» Texte fourni:

+ + +

Dans la foulée de la signature de l’accord de paix entre la République Démocratique du Congo et le Rwanda, intervenue le 27 juin à Washington D.C sous la médiation des États-Unis d’Amérique, l’opposant Jean-Marc Kabund a livré une réaction critique et engagée samedi le 28 juin 2025.
Pour le Président de l’Alliance pour le Changement, l’impact de cet accord restera limité si les leaders Congolais eux-mêmes n’assument pas leur part de responsabilité dans la recherche de solutions durables.
« L’accord entre Kinshasa et Kigali ne pourra réellement contribuer à la résolution durable de la crise que si et seulement si, la classe politique Congolaise accepte de se parler, de bâtir une véritable cohésion nationale et de baliser la voie à des élections crédibles, organisées dans le délai constitutionnel », a déclaré Jean-Marc Kabund.
Selon lui, le véritable défi réside moins dans la diplomatie extérieure que dans la capacité des acteurs politiques Congolais à construire une gouvernance légitime, inclusive et respectueuse des échéances démocratiques.
Cette déclaration intervient dans un climat de défiance généralisée, où plusieurs voix de l’opposition insistent sur la nécessité d’un dialogue franc entre Congolais pour éviter que la paix ne soit qu’un simple mirage.
Il sied de rappeler que cet accord a été signé le 27 juin 2025 à Washington D.C, sous la médiation du gouvernement Américain, avec l’ambition de mettre fin aux tensions armées persistantes entre Kinshasa et Kigali, notamment dans la région du Nord-Kivu.

+ + +

» Données sources:

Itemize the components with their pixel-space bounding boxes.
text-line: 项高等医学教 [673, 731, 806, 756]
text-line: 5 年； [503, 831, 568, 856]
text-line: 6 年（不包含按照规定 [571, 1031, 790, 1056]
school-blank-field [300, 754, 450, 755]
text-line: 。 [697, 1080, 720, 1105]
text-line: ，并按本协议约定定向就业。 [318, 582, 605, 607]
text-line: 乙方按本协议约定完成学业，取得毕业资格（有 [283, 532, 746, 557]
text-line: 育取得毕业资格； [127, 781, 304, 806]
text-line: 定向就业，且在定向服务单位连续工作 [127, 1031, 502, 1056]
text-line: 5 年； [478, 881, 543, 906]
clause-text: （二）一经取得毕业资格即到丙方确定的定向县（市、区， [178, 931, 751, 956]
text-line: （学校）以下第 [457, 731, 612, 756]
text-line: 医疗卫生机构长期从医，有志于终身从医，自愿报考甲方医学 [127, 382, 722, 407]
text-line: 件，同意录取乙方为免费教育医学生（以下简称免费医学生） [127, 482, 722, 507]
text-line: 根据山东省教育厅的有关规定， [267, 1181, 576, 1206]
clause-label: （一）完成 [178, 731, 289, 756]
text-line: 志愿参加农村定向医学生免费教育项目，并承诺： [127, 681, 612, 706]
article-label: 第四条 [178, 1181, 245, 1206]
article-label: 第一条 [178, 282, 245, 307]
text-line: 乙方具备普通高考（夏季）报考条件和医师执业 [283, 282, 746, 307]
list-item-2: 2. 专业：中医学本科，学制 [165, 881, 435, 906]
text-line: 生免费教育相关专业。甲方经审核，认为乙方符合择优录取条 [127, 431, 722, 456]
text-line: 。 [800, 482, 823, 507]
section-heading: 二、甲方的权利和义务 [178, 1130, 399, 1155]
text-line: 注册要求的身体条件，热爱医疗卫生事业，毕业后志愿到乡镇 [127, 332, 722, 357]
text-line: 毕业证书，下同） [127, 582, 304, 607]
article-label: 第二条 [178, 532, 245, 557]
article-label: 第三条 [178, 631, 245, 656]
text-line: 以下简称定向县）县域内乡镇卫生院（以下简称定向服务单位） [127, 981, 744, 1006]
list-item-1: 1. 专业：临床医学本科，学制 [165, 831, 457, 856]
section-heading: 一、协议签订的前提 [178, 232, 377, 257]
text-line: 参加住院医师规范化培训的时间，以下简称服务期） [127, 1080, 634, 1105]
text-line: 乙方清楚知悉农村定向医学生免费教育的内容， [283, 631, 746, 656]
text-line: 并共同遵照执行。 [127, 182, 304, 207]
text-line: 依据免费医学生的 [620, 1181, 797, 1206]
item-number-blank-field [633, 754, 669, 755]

+ + +

» Vérifier sa compréhension:
A – D’après le texte sur l’accord de paix entre la RDC et le Rwanda, de quel parti Jean-Marc Kabund est-il le président ?
B – Reproduisez, dans le texte sur l’accord de paix, le passage qui s’ouvre sur les mots « Pour le Président » et se referme sur « de solutions durables. ».
Les entrées proviennent d’une autre source que le texte.

» Réponses successives:
A – Il est le président de l’Alliance pour le Changement.

B –
Pour le Président de l’Alliance pour le Changement, l’impact de cet accord restera limité si les leaders Congolais eux-mêmes n’assument pas leur part de responsabilité dans la recherche de solutions durables.